** WHAT THE TASK ASKS **
Work out the number of lines in the listing that include the string "JSON". Reply with that number alone.

** PROVIDED DATA **
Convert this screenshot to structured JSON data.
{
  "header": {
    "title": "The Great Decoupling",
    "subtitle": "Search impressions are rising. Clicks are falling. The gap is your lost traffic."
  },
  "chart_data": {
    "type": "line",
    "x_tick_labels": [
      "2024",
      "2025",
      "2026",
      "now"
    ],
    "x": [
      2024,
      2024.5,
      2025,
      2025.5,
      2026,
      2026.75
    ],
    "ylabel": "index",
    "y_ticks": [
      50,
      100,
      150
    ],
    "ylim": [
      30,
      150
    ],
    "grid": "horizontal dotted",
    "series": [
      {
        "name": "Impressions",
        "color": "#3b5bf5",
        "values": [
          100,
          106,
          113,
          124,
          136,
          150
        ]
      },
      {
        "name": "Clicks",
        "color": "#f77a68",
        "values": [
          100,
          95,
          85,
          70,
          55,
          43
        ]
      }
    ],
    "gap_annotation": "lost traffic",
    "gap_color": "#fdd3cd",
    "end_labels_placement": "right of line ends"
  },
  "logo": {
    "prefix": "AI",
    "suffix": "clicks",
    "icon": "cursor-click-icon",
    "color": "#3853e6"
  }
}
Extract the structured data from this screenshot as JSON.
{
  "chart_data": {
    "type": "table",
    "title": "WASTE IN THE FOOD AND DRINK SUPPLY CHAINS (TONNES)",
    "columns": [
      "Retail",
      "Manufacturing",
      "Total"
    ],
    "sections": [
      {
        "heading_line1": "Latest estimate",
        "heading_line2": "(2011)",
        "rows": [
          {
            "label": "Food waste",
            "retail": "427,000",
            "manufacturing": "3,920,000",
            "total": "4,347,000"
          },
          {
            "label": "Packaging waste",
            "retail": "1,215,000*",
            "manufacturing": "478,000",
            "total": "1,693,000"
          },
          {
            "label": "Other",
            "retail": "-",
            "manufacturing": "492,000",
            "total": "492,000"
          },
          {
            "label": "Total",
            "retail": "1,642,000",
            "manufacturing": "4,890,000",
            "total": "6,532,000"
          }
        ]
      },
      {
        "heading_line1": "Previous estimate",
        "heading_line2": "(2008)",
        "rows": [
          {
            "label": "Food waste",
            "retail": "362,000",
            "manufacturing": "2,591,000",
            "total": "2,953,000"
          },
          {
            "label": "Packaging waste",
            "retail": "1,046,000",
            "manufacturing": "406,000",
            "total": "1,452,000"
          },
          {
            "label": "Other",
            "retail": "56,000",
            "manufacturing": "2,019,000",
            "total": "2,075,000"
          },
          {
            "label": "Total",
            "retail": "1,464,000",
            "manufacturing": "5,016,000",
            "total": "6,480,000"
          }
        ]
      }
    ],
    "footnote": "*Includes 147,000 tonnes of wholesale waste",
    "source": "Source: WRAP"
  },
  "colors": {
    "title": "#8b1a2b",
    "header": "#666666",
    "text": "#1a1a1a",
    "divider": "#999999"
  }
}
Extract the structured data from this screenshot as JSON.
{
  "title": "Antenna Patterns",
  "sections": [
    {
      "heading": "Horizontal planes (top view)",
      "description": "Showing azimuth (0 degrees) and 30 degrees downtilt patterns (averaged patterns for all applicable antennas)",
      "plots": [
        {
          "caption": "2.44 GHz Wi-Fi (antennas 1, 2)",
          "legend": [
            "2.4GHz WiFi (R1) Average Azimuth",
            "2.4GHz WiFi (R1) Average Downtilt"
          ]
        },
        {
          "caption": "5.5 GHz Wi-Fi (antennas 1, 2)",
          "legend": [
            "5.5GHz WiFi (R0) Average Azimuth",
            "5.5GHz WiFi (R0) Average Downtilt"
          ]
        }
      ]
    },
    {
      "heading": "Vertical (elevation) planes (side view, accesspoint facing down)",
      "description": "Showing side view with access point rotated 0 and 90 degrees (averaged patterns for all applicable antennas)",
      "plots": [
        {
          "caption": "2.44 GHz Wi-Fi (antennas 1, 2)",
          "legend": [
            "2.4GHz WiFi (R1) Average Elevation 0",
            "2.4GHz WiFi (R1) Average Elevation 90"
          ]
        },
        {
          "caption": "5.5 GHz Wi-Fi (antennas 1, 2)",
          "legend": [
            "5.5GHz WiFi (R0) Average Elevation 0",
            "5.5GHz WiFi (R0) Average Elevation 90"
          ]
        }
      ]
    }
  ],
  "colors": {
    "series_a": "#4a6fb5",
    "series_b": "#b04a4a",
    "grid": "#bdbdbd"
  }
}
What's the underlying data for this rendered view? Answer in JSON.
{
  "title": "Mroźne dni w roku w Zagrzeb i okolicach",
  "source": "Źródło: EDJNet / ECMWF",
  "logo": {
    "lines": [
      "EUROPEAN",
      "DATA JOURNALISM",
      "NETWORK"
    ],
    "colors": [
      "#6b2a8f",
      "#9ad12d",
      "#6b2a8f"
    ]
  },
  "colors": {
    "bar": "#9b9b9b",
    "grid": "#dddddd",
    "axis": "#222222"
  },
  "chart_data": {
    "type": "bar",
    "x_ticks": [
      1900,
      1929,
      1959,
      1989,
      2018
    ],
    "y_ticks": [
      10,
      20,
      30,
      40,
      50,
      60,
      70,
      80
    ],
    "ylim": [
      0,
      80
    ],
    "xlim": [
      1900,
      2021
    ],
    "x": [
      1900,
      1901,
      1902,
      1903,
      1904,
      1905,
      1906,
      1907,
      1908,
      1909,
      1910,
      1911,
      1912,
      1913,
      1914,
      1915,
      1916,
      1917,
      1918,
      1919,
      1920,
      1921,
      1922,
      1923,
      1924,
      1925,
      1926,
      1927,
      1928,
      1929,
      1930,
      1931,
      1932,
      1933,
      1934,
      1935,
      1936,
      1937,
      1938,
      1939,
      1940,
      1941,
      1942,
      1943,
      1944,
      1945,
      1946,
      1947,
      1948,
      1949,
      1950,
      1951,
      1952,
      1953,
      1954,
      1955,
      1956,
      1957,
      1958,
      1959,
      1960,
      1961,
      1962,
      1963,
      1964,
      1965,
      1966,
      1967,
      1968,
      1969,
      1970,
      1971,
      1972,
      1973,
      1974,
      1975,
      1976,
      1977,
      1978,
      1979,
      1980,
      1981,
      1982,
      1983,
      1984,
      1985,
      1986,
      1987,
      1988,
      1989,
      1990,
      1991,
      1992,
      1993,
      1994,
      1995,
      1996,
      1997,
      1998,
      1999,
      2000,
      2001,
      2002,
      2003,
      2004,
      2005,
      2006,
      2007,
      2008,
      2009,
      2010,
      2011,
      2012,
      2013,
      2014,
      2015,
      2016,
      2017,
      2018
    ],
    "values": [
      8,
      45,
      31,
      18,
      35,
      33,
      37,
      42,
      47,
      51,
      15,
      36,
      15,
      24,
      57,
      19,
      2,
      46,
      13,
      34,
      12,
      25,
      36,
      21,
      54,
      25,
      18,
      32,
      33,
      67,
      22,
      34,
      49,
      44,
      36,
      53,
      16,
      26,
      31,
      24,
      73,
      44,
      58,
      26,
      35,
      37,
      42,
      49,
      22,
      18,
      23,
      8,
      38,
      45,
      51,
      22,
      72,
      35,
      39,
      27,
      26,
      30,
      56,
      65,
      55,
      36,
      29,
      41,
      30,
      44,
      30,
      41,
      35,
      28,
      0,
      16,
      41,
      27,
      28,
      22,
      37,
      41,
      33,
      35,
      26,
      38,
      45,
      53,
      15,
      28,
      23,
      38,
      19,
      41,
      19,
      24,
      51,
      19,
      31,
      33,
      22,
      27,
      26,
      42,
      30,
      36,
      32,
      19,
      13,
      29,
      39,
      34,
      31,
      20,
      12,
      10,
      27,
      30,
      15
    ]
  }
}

** RESPONSE BELOW **
4